Dataset items:
-=-=-

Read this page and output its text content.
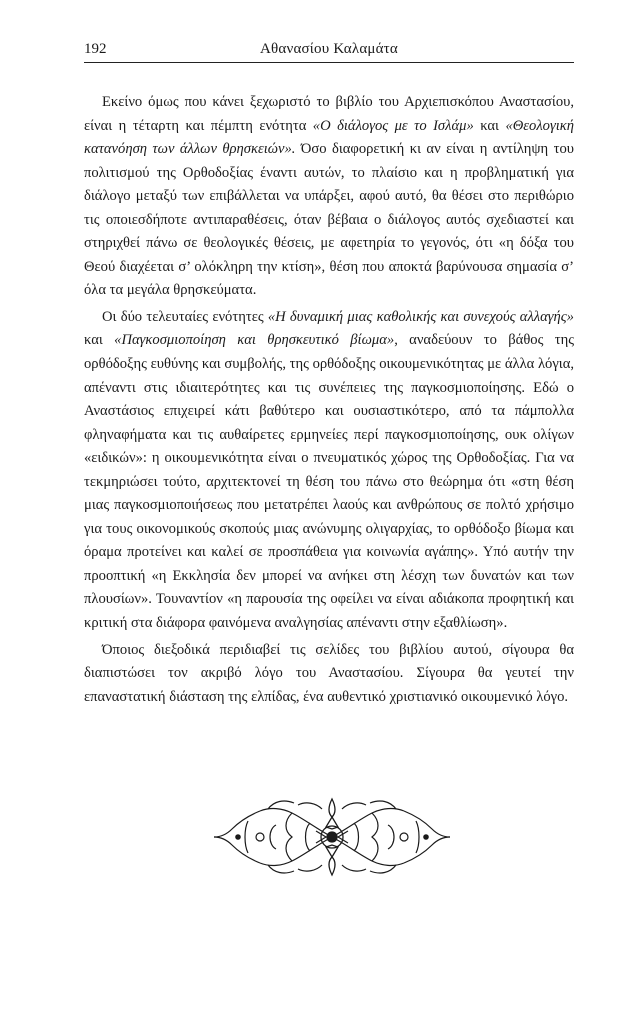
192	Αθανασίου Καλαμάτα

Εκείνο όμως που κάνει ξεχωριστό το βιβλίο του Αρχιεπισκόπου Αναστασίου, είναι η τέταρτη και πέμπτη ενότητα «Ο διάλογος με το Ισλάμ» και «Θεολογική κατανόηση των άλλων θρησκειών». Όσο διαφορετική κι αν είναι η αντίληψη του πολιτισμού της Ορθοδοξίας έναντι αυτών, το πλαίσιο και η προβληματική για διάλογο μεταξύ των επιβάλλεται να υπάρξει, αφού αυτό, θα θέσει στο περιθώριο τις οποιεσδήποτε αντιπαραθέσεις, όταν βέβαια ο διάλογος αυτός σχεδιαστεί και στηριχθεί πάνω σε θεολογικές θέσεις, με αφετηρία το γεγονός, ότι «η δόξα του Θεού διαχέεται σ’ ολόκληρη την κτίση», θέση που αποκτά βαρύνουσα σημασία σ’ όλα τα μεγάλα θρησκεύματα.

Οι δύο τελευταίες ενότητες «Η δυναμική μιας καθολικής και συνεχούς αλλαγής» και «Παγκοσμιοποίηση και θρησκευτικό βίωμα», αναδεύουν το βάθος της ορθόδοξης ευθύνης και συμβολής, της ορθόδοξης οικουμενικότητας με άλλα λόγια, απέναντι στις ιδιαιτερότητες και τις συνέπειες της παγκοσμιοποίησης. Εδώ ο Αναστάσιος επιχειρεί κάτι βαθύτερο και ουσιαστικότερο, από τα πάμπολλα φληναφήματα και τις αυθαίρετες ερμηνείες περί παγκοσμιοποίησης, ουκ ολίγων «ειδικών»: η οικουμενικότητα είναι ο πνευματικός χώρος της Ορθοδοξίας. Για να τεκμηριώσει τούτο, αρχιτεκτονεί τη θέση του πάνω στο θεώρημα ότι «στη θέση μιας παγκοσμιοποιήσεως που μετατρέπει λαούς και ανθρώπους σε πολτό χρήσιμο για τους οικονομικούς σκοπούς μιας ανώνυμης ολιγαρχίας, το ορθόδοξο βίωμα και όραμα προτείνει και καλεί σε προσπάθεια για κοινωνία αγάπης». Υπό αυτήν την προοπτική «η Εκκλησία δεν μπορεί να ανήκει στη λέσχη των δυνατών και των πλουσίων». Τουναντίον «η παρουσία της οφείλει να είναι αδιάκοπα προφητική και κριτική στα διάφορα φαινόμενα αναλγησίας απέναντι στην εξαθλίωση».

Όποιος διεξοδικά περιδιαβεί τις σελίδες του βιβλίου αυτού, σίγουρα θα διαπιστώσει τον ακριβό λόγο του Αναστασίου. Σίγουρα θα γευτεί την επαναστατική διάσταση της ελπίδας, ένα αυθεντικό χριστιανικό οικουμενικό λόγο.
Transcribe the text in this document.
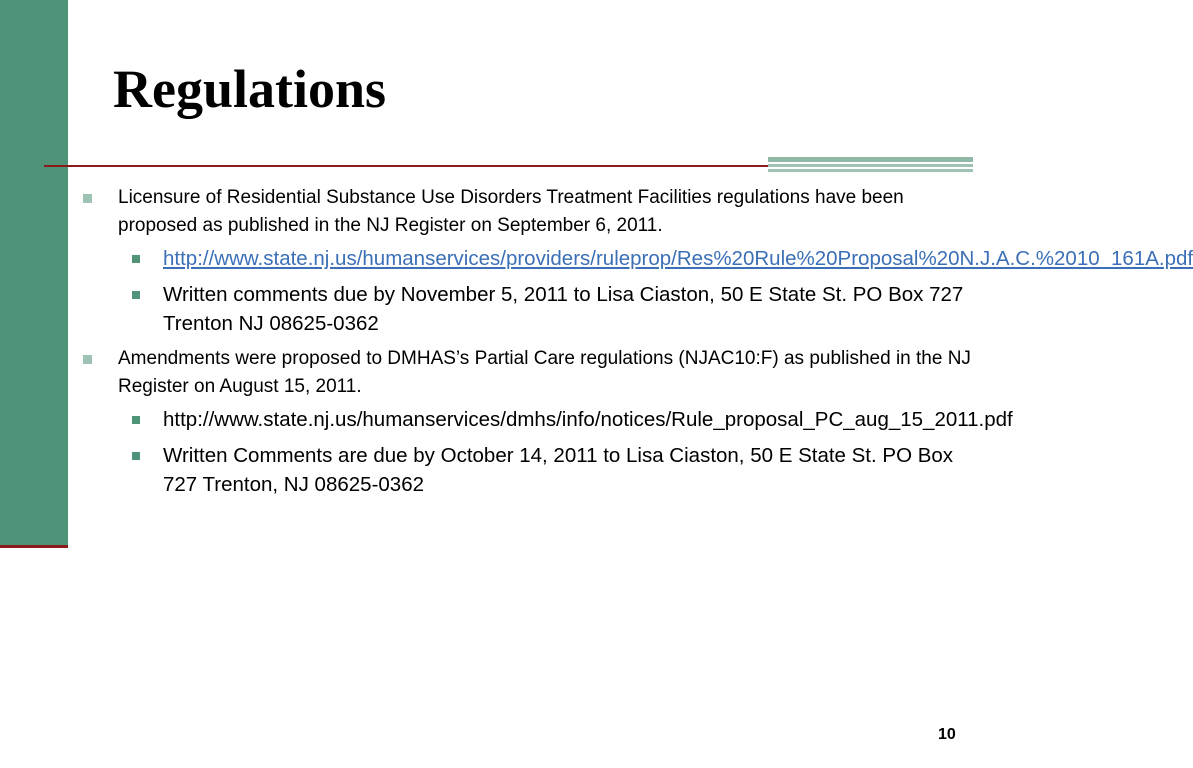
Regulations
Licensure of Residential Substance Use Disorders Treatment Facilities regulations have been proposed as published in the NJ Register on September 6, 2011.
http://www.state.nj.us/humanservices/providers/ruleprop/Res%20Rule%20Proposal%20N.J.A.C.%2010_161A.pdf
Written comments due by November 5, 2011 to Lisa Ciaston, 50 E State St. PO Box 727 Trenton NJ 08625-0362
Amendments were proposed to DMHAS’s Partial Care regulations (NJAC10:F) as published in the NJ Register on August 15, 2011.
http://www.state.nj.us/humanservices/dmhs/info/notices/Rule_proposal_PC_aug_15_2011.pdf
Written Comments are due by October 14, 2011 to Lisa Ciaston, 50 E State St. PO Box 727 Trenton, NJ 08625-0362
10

-=-=-

• WHAT THE TASK ASKS
Each record should be quoted exactly, with the images omitted.

• TASK OUTPUT
Read this page and output its text content.
192	Αθανασίου Καλαμάτα

Εκείνο όμως που κάνει ξεχωριστό το βιβλίο του Αρχιεπισκόπου Αναστασίου, είναι η τέταρτη και πέμπτη ενότητα «Ο διάλογος με το Ισλάμ» και «Θεολογική κατανόηση των άλλων θρησκειών». Όσο διαφορετική κι αν είναι η αντίληψη του πολιτισμού της Ορθοδοξίας έναντι αυτών, το πλαίσιο και η προβληματική για διάλογο μεταξύ των επιβάλλεται να υπάρξει, αφού αυτό, θα θέσει στο περιθώριο τις οποιεσδήποτε αντιπαραθέσεις, όταν βέβαια ο διάλογος αυτός σχεδιαστεί και στηριχθεί πάνω σε θεολογικές θέσεις, με αφετηρία το γεγονός, ότι «η δόξα του Θεού διαχέεται σ’ ολόκληρη την κτίση», θέση που αποκτά βαρύνουσα σημασία σ’ όλα τα μεγάλα θρησκεύματα.

Οι δύο τελευταίες ενότητες «Η δυναμική μιας καθολικής και συνεχούς αλλαγής» και «Παγκοσμιοποίηση και θρησκευτικό βίωμα», αναδεύουν το βάθος της ορθόδοξης ευθύνης και συμβολής, της ορθόδοξης οικουμενικότητας με άλλα λόγια, απέναντι στις ιδιαιτερότητες και τις συνέπειες της παγκοσμιοποίησης. Εδώ ο Αναστάσιος επιχειρεί κάτι βαθύτερο και ουσιαστικότερο, από τα πάμπολλα φληναφήματα και τις αυθαίρετες ερμηνείες περί παγκοσμιοποίησης, ουκ ολίγων «ειδικών»: η οικουμενικότητα είναι ο πνευματικός χώρος της Ορθοδοξίας. Για να τεκμηριώσει τούτο, αρχιτεκτονεί τη θέση του πάνω στο θεώρημα ότι «στη θέση μιας παγκοσμιοποιήσεως που μετατρέπει λαούς και ανθρώπους σε πολτό χρήσιμο για τους οικονομικούς σκοπούς μιας ανώνυμης ολιγαρχίας, το ορθόδοξο βίωμα και όραμα προτείνει και καλεί σε προσπάθεια για κοινωνία αγάπης». Υπό αυτήν την προοπτική «η Εκκλησία δεν μπορεί να ανήκει στη λέσχη των δυνατών και των πλουσίων». Τουναντίον «η παρουσία της οφείλει να είναι αδιάκοπα προφητική και κριτική στα διάφορα φαινόμενα αναλγησίας απέναντι στην εξαθλίωση».

Όποιος διεξοδικά περιδιαβεί τις σελίδες του βιβλίου αυτού, σίγουρα θα διαπιστώσει τον ακριβό λόγο του Αναστασίου. Σίγουρα θα γευτεί την επαναστατική διάσταση της ελπίδας, ένα αυθεντικό χριστιανικό οικουμενικό λόγο.
Transcribe the text in this document.
Regulations
Licensure of Residential Substance Use Disorders Treatment Facilities regulations have been proposed as published in the NJ Register on September 6, 2011.
http://www.state.nj.us/humanservices/providers/ruleprop/Res%20Rule%20Proposal%20N.J.A.C.%2010_161A.pdf
Written comments due by November 5, 2011 to Lisa Ciaston, 50 E State St. PO Box 727 Trenton NJ 08625-0362
Amendments were proposed to DMHAS’s Partial Care regulations (NJAC10:F) as published in the NJ Register on August 15, 2011.
http://www.state.nj.us/humanservices/dmhs/info/notices/Rule_proposal_PC_aug_15_2011.pdf
Written Comments are due by October 14, 2011 to Lisa Ciaston, 50 E State St. PO Box 727 Trenton, NJ 08625-0362
10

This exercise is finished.